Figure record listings
>>>>

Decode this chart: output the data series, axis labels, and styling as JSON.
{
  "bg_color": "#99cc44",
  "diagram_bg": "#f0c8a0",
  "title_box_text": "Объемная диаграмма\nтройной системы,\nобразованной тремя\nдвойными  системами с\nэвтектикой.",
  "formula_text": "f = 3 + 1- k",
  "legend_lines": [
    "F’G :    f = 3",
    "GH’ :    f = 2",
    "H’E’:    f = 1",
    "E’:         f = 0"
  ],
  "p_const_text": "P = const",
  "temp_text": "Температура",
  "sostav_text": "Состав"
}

<<<<

• WHAT IS ASKED:
Transcribe all the entries, keeping each one exactly as it is.

• REPLY:
Decode this chart: output the data series, axis labels, and styling as JSON.
{
  "bg_color": "#99cc44",
  "diagram_bg": "#f0c8a0",
  "title_box_text": "Объемная диаграмма\nтройной системы,\nобразованной тремя\nдвойными  системами с\nэвтектикой.",
  "formula_text": "f = 3 + 1- k",
  "legend_lines": [
    "F’G :    f = 3",
    "GH’ :    f = 2",
    "H’E’:    f = 1",
    "E’:         f = 0"
  ],
  "p_const_text": "P = const",
  "temp_text": "Температура",
  "sostav_text": "Состав"
}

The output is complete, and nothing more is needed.